SET PROBLEM
For the data below, work out how many lines contain the word "border" and supply only that number.
— Start of SUPPLIED MATERIAL —
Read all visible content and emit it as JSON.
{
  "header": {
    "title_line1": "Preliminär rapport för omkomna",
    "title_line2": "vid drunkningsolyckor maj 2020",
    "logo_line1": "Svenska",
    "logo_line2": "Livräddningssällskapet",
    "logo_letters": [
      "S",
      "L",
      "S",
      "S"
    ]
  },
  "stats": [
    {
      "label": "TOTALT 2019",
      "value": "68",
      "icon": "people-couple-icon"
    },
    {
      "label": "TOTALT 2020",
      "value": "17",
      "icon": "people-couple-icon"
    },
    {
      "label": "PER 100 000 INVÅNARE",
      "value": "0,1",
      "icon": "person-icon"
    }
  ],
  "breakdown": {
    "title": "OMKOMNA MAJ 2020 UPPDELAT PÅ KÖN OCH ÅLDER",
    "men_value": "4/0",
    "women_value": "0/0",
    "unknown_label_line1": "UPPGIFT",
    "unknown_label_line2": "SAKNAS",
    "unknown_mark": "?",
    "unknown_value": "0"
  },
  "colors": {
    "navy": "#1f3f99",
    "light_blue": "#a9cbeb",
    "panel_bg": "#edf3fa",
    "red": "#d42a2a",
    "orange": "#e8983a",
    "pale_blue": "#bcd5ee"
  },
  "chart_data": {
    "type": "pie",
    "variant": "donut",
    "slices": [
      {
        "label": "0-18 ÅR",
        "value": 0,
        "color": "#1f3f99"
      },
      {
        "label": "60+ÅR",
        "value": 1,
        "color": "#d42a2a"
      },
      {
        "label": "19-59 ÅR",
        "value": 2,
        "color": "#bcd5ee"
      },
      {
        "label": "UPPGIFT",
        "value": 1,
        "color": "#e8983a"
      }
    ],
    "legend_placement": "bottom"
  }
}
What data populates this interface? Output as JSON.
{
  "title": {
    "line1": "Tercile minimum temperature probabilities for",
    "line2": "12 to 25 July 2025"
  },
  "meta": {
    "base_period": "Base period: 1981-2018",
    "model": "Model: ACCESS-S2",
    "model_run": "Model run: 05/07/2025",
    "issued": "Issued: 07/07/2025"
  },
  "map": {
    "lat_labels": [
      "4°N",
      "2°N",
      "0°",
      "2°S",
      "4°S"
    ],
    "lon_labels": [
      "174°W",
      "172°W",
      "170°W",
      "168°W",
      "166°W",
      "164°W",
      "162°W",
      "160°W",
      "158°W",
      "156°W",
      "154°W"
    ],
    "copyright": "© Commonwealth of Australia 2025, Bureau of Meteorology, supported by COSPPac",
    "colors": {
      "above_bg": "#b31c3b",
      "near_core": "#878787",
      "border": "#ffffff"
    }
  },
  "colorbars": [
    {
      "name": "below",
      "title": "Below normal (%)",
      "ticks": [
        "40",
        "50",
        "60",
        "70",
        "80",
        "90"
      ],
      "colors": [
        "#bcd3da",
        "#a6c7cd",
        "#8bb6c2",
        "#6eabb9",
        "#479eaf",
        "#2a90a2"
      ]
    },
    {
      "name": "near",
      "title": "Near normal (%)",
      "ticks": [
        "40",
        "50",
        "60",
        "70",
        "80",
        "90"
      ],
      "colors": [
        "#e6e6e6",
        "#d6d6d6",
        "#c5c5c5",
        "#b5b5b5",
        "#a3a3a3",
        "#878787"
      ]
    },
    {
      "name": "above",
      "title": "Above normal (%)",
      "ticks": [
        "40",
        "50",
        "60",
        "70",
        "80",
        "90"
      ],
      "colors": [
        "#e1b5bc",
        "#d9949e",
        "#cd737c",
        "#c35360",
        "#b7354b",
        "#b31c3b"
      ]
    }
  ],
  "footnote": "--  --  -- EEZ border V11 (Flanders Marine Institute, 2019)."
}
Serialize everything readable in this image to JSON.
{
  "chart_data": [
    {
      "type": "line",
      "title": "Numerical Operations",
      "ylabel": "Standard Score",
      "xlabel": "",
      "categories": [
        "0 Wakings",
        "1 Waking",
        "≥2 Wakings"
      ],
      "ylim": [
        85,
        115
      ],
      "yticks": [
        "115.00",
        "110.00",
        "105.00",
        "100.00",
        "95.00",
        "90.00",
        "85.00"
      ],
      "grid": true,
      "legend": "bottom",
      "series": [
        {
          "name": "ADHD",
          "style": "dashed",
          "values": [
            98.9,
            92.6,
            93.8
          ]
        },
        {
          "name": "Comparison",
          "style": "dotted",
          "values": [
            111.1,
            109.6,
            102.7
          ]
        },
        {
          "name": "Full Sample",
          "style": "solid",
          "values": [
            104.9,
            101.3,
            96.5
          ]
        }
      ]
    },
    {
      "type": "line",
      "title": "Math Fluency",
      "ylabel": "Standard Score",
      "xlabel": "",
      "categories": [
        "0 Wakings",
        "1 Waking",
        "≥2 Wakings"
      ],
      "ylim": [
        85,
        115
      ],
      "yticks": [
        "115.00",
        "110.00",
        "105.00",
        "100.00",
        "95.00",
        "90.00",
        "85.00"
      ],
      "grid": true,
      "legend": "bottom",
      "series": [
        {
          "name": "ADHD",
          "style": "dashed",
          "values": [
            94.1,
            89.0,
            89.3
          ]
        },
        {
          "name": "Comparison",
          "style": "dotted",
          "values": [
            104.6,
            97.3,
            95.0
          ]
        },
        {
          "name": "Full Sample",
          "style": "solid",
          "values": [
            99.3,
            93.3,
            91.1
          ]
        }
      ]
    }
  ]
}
— End of SUPPLIED MATERIAL —
FULL RESPONSE
2